**Given task 1:** Select every line in the records below that contains the string "curve", counting a match only when the letter case is the same.

When I was in the military I use to hear two principles reinforced over and over again. I first started hearing these principles after my first promotion. I can remember many chiefs and officers walking up to me and congratulating me. They would offer their congratulations and then they would say two things to me. I will continue to hear these over the next few years that I spent at that command. I heard them again at my next promotion, I heard them after getting advice, and I heard them when I would share my frustrations with my supervisors looking for guidance. These two principles I have lived by as a company officer in my own department. I will be forever grateful to the military leaders I had that were tough on me, mentored me, and passed on what it meant to be in a position of leadership. 

The two principles I speak of are quite simple:

1. Look out for your people.

2. Remember where you came from.

Region and label listings
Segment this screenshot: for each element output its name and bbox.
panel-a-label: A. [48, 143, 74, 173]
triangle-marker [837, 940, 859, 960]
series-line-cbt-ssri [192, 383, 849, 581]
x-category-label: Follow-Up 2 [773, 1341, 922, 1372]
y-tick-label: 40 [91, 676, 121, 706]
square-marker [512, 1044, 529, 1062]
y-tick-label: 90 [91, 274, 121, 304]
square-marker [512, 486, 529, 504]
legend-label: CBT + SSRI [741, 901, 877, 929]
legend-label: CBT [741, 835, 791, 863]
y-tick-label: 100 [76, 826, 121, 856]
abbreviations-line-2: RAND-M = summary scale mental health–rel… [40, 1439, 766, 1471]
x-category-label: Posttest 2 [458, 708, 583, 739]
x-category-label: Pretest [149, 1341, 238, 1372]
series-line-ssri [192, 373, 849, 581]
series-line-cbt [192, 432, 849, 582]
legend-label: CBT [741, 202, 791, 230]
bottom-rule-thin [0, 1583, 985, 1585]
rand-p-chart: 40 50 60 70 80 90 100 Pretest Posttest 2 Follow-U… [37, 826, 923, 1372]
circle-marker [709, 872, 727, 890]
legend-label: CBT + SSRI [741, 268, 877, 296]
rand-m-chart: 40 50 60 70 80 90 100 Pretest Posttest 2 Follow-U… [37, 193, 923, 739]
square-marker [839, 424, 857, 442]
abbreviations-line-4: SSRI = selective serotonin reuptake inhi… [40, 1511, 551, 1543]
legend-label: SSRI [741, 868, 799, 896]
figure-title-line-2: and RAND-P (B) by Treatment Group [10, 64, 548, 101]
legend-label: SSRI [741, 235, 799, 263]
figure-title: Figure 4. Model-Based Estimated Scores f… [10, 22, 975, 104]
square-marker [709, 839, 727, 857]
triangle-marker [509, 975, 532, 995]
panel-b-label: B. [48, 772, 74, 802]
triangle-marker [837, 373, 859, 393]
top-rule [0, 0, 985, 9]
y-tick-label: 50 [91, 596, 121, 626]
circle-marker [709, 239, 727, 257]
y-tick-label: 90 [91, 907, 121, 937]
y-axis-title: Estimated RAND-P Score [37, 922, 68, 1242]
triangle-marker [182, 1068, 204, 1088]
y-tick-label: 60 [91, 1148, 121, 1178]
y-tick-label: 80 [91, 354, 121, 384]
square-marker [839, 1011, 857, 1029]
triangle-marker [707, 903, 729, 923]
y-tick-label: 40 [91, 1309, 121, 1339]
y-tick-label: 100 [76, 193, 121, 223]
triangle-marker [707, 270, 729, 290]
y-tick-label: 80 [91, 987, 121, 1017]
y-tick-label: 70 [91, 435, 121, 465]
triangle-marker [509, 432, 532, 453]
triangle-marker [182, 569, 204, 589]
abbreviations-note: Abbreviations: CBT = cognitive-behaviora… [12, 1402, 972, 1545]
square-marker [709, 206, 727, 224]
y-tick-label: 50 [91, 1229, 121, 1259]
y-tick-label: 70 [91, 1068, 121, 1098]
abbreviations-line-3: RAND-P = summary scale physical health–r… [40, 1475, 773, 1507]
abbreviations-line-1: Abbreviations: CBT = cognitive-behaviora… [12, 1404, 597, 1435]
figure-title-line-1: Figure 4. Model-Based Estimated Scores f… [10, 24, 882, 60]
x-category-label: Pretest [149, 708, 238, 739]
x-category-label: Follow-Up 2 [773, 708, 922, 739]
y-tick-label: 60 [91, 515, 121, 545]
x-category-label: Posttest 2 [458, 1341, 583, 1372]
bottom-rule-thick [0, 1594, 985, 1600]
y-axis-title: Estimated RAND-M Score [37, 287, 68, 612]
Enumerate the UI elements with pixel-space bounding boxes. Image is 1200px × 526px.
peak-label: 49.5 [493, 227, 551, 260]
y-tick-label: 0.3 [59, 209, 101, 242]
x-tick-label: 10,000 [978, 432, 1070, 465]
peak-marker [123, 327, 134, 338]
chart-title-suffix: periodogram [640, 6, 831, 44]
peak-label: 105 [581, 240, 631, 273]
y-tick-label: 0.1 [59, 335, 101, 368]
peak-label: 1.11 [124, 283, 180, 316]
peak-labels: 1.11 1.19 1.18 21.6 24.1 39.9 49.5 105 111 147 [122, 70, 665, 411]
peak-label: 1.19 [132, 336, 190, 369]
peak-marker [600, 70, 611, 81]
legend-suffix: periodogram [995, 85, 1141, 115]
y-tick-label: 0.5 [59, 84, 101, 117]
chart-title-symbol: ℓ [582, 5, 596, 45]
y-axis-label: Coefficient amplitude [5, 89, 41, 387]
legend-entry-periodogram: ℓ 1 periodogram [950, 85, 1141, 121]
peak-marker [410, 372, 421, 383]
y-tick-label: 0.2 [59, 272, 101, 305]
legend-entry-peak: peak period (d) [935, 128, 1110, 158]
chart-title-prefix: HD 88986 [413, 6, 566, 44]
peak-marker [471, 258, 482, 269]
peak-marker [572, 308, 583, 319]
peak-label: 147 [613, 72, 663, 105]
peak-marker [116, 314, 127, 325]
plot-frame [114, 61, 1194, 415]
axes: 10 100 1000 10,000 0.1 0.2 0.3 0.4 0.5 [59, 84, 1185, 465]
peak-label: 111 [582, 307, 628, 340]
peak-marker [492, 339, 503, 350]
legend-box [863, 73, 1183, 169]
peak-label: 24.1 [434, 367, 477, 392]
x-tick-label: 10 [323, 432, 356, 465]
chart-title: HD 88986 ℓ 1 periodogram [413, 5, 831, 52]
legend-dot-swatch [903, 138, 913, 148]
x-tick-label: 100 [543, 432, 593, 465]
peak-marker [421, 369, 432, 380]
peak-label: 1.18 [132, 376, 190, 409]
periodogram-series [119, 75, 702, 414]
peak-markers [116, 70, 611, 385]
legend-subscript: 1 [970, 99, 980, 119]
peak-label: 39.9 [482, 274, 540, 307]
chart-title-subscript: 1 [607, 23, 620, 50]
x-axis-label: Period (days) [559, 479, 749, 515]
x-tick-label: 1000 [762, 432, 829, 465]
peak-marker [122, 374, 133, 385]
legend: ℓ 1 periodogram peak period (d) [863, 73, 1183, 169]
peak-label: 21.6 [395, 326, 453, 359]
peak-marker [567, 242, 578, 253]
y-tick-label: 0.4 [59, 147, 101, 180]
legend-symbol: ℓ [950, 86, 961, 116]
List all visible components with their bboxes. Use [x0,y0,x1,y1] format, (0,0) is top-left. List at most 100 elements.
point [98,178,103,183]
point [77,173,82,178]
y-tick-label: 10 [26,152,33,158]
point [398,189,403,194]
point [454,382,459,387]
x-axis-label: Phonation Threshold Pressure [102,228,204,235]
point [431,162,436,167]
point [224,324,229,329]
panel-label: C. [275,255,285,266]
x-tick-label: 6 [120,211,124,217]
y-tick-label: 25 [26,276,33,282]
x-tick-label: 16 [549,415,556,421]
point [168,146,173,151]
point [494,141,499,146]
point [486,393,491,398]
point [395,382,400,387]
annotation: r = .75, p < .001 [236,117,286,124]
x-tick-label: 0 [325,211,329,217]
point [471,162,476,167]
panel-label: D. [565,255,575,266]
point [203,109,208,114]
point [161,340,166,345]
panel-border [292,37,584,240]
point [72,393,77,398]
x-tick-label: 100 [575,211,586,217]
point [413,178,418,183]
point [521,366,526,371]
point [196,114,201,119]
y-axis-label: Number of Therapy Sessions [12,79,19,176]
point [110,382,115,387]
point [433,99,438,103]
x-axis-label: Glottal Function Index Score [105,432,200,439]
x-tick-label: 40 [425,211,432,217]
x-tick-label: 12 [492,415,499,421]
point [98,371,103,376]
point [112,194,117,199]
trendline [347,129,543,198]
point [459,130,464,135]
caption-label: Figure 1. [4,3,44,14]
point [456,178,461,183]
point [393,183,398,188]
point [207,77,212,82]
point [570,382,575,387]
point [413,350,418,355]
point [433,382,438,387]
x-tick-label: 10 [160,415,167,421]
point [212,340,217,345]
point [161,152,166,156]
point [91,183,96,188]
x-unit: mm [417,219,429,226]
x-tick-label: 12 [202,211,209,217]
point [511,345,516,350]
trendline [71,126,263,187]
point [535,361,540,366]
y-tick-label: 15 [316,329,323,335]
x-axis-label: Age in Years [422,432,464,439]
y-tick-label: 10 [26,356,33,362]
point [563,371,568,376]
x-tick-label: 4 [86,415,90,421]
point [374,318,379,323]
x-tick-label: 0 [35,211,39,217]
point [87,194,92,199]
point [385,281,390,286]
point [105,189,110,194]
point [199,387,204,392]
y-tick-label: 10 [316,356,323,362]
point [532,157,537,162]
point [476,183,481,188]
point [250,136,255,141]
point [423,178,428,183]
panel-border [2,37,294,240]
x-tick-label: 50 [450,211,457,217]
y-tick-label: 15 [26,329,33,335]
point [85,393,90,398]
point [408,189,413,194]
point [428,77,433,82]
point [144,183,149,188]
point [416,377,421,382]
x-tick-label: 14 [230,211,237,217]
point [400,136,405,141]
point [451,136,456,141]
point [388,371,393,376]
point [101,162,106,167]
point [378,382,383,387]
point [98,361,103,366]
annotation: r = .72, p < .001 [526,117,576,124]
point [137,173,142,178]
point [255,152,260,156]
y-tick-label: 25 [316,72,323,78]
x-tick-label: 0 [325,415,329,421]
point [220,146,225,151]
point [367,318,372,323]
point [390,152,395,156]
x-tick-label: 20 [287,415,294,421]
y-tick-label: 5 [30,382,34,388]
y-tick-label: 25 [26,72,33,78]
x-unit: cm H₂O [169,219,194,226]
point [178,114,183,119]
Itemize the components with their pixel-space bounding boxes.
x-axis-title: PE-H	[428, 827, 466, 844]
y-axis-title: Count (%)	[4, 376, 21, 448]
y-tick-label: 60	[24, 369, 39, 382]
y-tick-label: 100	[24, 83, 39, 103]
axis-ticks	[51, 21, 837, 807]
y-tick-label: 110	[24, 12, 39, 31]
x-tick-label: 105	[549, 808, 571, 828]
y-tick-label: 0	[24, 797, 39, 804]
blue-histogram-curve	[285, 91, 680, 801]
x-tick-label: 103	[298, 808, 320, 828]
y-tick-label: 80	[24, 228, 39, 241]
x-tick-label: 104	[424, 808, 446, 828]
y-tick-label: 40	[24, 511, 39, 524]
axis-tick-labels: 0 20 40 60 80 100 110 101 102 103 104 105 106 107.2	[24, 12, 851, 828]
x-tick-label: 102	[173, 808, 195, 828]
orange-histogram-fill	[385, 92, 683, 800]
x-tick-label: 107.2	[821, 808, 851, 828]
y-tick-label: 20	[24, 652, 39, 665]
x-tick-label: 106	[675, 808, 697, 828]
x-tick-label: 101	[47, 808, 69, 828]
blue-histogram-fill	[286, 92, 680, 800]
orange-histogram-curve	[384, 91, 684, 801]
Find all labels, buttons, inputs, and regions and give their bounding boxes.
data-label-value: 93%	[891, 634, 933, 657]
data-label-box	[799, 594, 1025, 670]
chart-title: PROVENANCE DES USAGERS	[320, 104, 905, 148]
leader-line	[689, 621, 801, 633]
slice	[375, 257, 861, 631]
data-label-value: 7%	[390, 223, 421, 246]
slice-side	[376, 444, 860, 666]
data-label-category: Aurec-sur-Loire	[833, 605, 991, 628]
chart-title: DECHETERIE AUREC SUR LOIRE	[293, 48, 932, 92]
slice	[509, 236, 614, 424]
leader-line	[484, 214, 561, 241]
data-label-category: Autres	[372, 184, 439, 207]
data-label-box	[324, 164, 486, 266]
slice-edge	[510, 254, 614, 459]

**Given task 2:** Summarize the passage on two leadership principles above in two sentences.

**Solution 1:**
blue-histogram-curve	[285, 91, 680, 801]
orange-histogram-curve	[384, 91, 684, 801]

**Solution 2:** Starting with a first promotion in the military, the narrator kept hearing two principles from chiefs and officers. These were to look out for your people and to remember where you came from, and the narrator has lived by them as a company officer in their own department.